■ Quoted text
* * * * * * * * *

Tightly and loosely coupled firms are distinguished by how they hire experts. Each expert specializes in producing an item of a particular style. A loosely coupled firm fires the expert it employed last period and hires an expert who specializes in the current target style. Thus, a loosely coupled firm always employs a single expert. [1] A tightly coupled firm retains a last-period expert who specializes in the last-period target style and hires a new one, who specializes in the current target style. Thus, a tightly coupled firm may end up employing two experts who specialize in different styles. Such experts are assumed to work badly together; they produce an item that the consumer does not value. By contrast, two experts in the same style work well together and produce an item that the consumer values more than the item that a single expert would produce – provided the experts match the consumer’s taste.

When choosing the organizational design, the firm’s founder faces a trade-off. When the consumer’s taste changes, to keep up, the firm must innovate and hire experts in the new style. To do so, a tightly coupled firm – in contrast to a loosely coupled one – must experience an unprofitable period, in which the employed experts specialize in different styles. The advantage of being tightly coupled, however, is that, once the firm settles on the two experts who specialize in the style that matches the consumer’s taste, these experts produce a more valuable item than a lone expert in a loosely coupled firm would. Thus, the founder optimally chooses tight coupling and low innovation rate when the volatility of the environment is low, and loose coupling and high innovation rate when the volatility is high. As a result, loose coupling and high innovation rate emerge as complements.

The founder’s problem is embedded into equilibrium in which the consumer’s demand for novelty is assumed to be increasing in the firm’s innovation rate. The interpretation is that the consumer gets habituated to novelty and demands more of it if he sees more innovation. Multiple equilibria are possible because of the positive feedback loop; a greater demand for novelty calls for more innovation, which induces an even greater demand for novelty.

* * * * * * * * *

■ Record extracts

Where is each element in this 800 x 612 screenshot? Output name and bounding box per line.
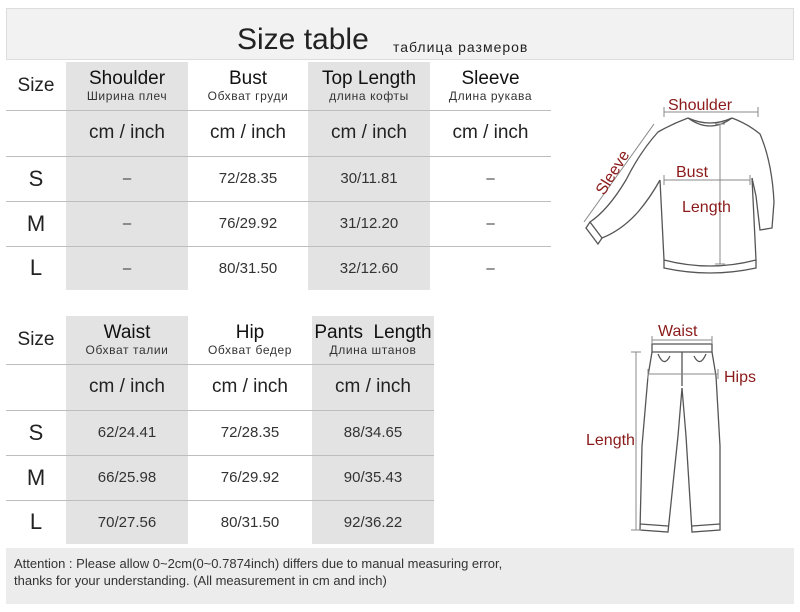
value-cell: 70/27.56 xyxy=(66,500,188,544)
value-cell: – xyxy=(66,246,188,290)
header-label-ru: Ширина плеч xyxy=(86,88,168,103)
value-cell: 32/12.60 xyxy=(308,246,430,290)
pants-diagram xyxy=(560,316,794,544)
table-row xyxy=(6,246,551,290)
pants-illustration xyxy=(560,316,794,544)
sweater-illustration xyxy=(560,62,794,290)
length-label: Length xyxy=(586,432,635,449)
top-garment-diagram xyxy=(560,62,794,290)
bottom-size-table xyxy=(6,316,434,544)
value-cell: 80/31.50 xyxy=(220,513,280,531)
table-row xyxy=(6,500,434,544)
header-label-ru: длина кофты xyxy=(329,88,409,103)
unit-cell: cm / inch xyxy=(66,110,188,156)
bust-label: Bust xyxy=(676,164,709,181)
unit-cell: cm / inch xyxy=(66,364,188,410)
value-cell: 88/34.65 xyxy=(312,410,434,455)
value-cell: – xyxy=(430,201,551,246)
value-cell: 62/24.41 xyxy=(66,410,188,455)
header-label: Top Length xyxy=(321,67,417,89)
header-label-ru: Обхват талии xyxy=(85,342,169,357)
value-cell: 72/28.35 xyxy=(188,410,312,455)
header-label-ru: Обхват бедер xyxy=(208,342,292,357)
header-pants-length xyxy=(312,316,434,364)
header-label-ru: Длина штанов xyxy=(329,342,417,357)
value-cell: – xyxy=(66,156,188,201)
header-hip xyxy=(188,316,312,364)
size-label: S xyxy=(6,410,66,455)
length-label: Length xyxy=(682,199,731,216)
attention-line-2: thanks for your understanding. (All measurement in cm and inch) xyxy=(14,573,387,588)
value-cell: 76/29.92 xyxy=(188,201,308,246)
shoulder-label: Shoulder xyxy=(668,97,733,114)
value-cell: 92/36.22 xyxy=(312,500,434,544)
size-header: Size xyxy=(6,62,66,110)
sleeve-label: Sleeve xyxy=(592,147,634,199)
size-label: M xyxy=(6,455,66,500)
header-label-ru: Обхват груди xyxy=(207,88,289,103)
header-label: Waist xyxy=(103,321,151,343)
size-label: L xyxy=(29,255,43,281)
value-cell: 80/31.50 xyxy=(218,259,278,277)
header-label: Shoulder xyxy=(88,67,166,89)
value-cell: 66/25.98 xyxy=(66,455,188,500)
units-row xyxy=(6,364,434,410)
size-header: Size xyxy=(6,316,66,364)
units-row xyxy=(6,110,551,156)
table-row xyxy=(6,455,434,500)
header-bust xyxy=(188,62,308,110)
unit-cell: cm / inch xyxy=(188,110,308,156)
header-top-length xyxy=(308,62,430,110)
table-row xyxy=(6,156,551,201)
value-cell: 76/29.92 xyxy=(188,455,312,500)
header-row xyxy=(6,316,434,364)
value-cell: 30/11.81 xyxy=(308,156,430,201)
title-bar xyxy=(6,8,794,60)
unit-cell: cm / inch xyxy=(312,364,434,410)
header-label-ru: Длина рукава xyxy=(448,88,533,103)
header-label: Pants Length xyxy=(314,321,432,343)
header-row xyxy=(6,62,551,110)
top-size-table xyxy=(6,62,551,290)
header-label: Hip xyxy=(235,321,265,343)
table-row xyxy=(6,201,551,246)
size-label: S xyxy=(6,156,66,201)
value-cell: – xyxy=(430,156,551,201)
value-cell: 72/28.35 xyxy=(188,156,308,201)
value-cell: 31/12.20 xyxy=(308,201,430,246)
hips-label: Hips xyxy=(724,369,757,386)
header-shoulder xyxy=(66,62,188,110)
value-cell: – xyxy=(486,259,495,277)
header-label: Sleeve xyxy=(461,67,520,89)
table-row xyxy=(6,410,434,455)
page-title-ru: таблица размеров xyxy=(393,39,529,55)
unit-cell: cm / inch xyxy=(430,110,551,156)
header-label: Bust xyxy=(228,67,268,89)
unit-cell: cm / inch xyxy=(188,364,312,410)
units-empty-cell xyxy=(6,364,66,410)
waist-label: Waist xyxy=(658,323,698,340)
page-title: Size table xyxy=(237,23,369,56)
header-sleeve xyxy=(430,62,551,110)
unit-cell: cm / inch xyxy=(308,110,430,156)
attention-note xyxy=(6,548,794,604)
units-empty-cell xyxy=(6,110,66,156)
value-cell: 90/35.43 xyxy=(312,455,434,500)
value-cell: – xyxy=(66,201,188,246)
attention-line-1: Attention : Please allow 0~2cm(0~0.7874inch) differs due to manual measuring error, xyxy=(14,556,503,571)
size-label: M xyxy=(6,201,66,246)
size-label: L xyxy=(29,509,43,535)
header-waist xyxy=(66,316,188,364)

* * * * * * * * *

■ Exercise instructions
(1) Repeat the passage on firm coupling word for word, from "When choosing the" to "emerge as complements.".
(2) In the passage on firm coupling, what does a loosely coupled firm do with the expert it employed last period?
(3) Render this sentence from the passage on firm coupling in Spanish: "Thus, a loosely coupled firm always employs a single expert."
The rows are separate material with no connection to the passage on firm coupling.

■ Solution set
(1)
When choosing the organizational design, the firm’s founder faces a trade-off. When the consumer’s taste changes, to keep up, the firm must innovate and hire experts in the new style. To do so, a tightly coupled firm – in contrast to a loosely coupled one – must experience an unprofitable period, in which the employed experts specialize in different styles. The advantage of being tightly coupled, however, is that, once the firm settles on the two experts who specialize in the style that matches the consumer’s taste, these experts produce a more valuable item than a lone expert in a loosely coupled firm would. Thus, the founder optimally chooses tight coupling and low innovation rate when the volatility of the environment is low, and loose coupling and high innovation rate when the volatility is high. As a result, loose coupling and high innovation rate emerge as complements.

(2) It fires that expert.

(3) Así, una empresa débilmente acoplada siempre emplea a un solo experto.